Problem = Leave out the pictures and restate the rest of the data exactly.

___ Data for this task ___

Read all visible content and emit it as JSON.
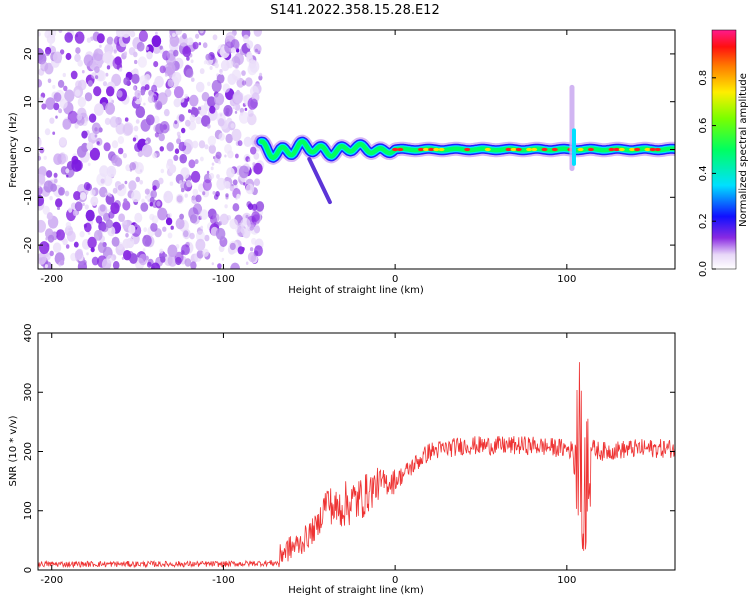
{
  "title": "S141.2022.358.15.28.E12",
  "chart_data": [
    {
      "type": "heatmap",
      "xlabel": "Height of straight line (km)",
      "ylabel": "Frequency (Hz)",
      "xlim": [
        -208,
        163
      ],
      "ylim": [
        -25,
        25
      ],
      "xticks": [
        "-200",
        "-100",
        "0",
        "100"
      ],
      "xtick_values": [
        -200,
        -100,
        0,
        100
      ],
      "yticks": [
        "-20",
        "-10",
        "0",
        "10",
        "20"
      ],
      "ytick_values": [
        -20,
        -10,
        0,
        10,
        20
      ],
      "noise_region_x": [
        -208,
        -78
      ],
      "signal": {
        "center_frequency_hz": 0,
        "start_x": -78,
        "end_x": 163,
        "side_branch": {
          "x": [
            -50,
            -38
          ],
          "y": [
            -2,
            -11
          ]
        },
        "spike": {
          "x": 103,
          "y": [
            -4,
            13
          ]
        }
      },
      "colorbar": {
        "label": "Normalized spectral amplitude",
        "ticks": [
          "0.0",
          "0.2",
          "0.4",
          "0.6",
          "0.8"
        ],
        "tick_values": [
          0.0,
          0.2,
          0.4,
          0.6,
          0.8
        ],
        "range": [
          0,
          1
        ],
        "colormap": "rainbow"
      }
    },
    {
      "type": "line",
      "xlabel": "Height of straight line (km)",
      "ylabel": "SNR (10 * v/v)",
      "xlim": [
        -208,
        163
      ],
      "ylim": [
        0,
        400
      ],
      "xticks": [
        "-200",
        "-100",
        "0",
        "100"
      ],
      "xtick_values": [
        -200,
        -100,
        0,
        100
      ],
      "yticks": [
        "0",
        "100",
        "200",
        "300",
        "400"
      ],
      "ytick_values": [
        0,
        100,
        200,
        300,
        400
      ],
      "color": "#ee3333",
      "series": [
        {
          "x": [
            -208,
            -150,
            -100,
            -68,
            -66,
            -55,
            -45,
            -40,
            -35,
            -30,
            -20,
            -10,
            0,
            10,
            20,
            30,
            40,
            60,
            80,
            100,
            105,
            108,
            110,
            112,
            115,
            120,
            140,
            163
          ],
          "values": [
            10,
            10,
            10,
            12,
            30,
            45,
            75,
            120,
            100,
            110,
            120,
            145,
            150,
            175,
            200,
            205,
            210,
            210,
            210,
            205,
            200,
            220,
            80,
            210,
            205,
            200,
            205,
            205
          ]
        }
      ]
    }
  ]
}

___

Response below =
Read all visible content and emit it as JSON.
{
  "title": "S141.2022.358.15.28.E12",
  "chart_data": [
    {
      "type": "heatmap",
      "xlabel": "Height of straight line (km)",
      "ylabel": "Frequency (Hz)",
      "xlim": [
        -208,
        163
      ],
      "ylim": [
        -25,
        25
      ],
      "xticks": [
        "-200",
        "-100",
        "0",
        "100"
      ],
      "xtick_values": [
        -200,
        -100,
        0,
        100
      ],
      "yticks": [
        "-20",
        "-10",
        "0",
        "10",
        "20"
      ],
      "ytick_values": [
        -20,
        -10,
        0,
        10,
        20
      ],
      "noise_region_x": [
        -208,
        -78
      ],
      "signal": {
        "center_frequency_hz": 0,
        "start_x": -78,
        "end_x": 163,
        "side_branch": {
          "x": [
            -50,
            -38
          ],
          "y": [
            -2,
            -11
          ]
        },
        "spike": {
          "x": 103,
          "y": [
            -4,
            13
          ]
        }
      },
      "colorbar": {
        "label": "Normalized spectral amplitude",
        "ticks": [
          "0.0",
          "0.2",
          "0.4",
          "0.6",
          "0.8"
        ],
        "tick_values": [
          0.0,
          0.2,
          0.4,
          0.6,
          0.8
        ],
        "range": [
          0,
          1
        ],
        "colormap": "rainbow"
      }
    },
    {
      "type": "line",
      "xlabel": "Height of straight line (km)",
      "ylabel": "SNR (10 * v/v)",
      "xlim": [
        -208,
        163
      ],
      "ylim": [
        0,
        400
      ],
      "xticks": [
        "-200",
        "-100",
        "0",
        "100"
      ],
      "xtick_values": [
        -200,
        -100,
        0,
        100
      ],
      "yticks": [
        "0",
        "100",
        "200",
        "300",
        "400"
      ],
      "ytick_values": [
        0,
        100,
        200,
        300,
        400
      ],
      "color": "#ee3333",
      "series": [
        {
          "x": [
            -208,
            -150,
            -100,
            -68,
            -66,
            -55,
            -45,
            -40,
            -35,
            -30,
            -20,
            -10,
            0,
            10,
            20,
            30,
            40,
            60,
            80,
            100,
            105,
            108,
            110,
            112,
            115,
            120,
            140,
            163
          ],
          "values": [
            10,
            10,
            10,
            12,
            30,
            45,
            75,
            120,
            100,
            110,
            120,
            145,
            150,
            175,
            200,
            205,
            210,
            210,
            210,
            205,
            200,
            220,
            80,
            210,
            205,
            200,
            205,
            205
          ]
        }
      ]
    }
  ]
}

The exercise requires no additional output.